**Written tasks:**
A) From the Yunir basic utilities page, list the three operations whose APIs the section says it will cover.
B) Continue the Yunir basic utilities page from its last line.

**Excerpt provided:**
--- --- ---
Basic Utilities

In this section, we are going to discuss how to use the APIs for dediacritization, normalization and transliteration.

Dediacritization

The function to use is dediac, which works on Arabic, Buckwalter and custom transliterated characters.

julia> using Yunir
julia> ar_basmala = "بِسْمِ ٱللَّهِ ٱلرَّحْمَٰنِ ٱلرَّحِيمِ";
julia> dediac(ar_basmala)"بسم ٱلله ٱلرحمن ٱلرحيم"

Or using Buckwalter as follows:

julia> bw_basmala = "bisomi {ll~ahi {lr~aHoma`ni {lr~aHiymi";
julia> dediac(bw_basmala; isarabic=false)"bsm {llh {lrHmn {lrHym"

With Julia's broadcasting feature, the above dediacritization can be applied to arrays by simply adding . to the name of the function.

julia> sentence0 = ["بِسْمِ ٱللَّهِ ٱلرَّحْمَٰنِ ٱلرَّحِيمِ",
           "إِيَّاكَ نَعْبُدُ وَإِيَّاكَ نَسْتَعِينُ"
       ]2-element Vector{String}:
 "بِسْمِ ٱللَّهِ ٱلرَّحْمَٰنِ ٱلرَّحِيمِ"
 "إِيَّاكَ نَعْبُدُ وَإِيَّاكَ نَسْتَعِينُ"
julia> dediac.(sentence0)2-element Vector{String}: "بسم ٱلله ٱلرحمن ٱلرحيم" "إياك نعبد وإياك نستعين"
--- --- ---
**Recorded data:**

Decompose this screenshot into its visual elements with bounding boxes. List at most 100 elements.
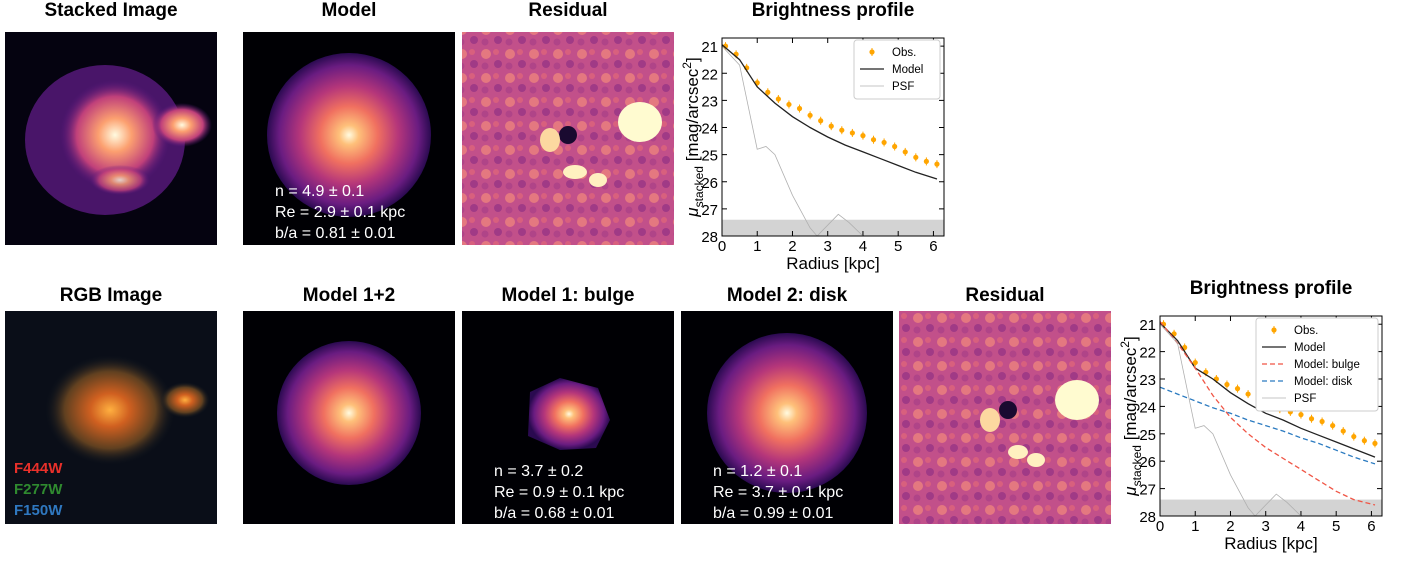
--- --- ---
**Expected responses:**
A)
- Dediacritization
- Normalization
- Transliteration

B)
Normalization

The function to use is normalize, which works on Arabic, Buckwalter and custom transliterated characters. For example, using the ar_basmala and bw_basmala defined above, the normalized version would be

julia> normalize(ar_basmala)"بِسْمِ اللَّهِ الرَّحْمَانِ الرَّحِيمِ"
julia> normalize(bw_basmala; isarabic=false)"bisomi All~ahi Alr~aHomaAni Alr~aHiymi"

You can also normalize specific characters, for example:

julia> normalize(ar_basmala, :alif_khanjareeya)"بِسْمِ ٱللَّهِ ٱلرَّحْمَانِ ٱلرَّحِيمِ"
julia> normalize(ar_basmala, :hamzat_wasl)"بِسْمِ اللَّهِ الرَّحْمَٰنِ الرَّحِيمِ"
julia> sentence1 = "وَٱلَّذِينَ يُؤْمِنُونَ بِمَآ أُنزِلَ إِلَيْكَ وَمَآ أُنزِلَ مِن قَبْلِكَ وَبِٱلْءَاخِرَةِ هُمْ يُوقِنُونَ";
julia> normalize(sentence1, :alif_maddah)"وَٱلَّذِينَ يُؤْمِنُونَ بِمَا أُنزِلَ إِلَيْكَ وَمَا أُنزِلَ مِن قَبْلِكَ وَبِٱلْءَاخِرَةِ هُمْ يُوقِنُونَ"
julia> normalize(sentence1, :alif_hamza_above)"وَٱلَّذِينَ يُؤْمِنُونَ بِمَآ اُنزِلَ إِلَيْكَ وَمَآ اُنزِلَ مِن قَبْلِكَ وَبِٱلْءَاخِرَةِ هُمْ يُوقِنُونَ"
julia> sentence2 = "إِيَّاكَ نَعْبُدُ وَإِيَّاكَ نَسْتَعِينُ";
julia> normalize(sentence2, :alif_hamza_below)"اِيَّاكَ نَعْبُدُ وَاِيَّاكَ نَسْتَعِينُ"
julia> sentence3 = "ٱلَّذِينَ يُؤْمِنُونَ بِٱلْغَيْبِ وَيُقِيمُونَ ٱلصَّلَوٰةَ وَمِمَّا رَزَقْنَٰهُمْ يُنفِقُونَ";
julia> normalize(sentence3, :waw_hamza_above)"ٱلَّذِينَ يُوْمِنُونَ بِٱلْغَيْبِ وَيُقِيمُونَ ٱلصَّلَوٰةَ وَمِمَّا رَزَقْنَٰهُمْ يُنفِقُونَ"
julia> normalize(sentence3, :ta_marbuta)"ٱلَّذِينَ يُؤْمِنُونَ بِٱلْغَيْبِ وَيُقِيمُونَ ٱلصَّلَوٰهَ وَمِمَّا رَزَقْنَٰهُمْ يُنفِقُونَ"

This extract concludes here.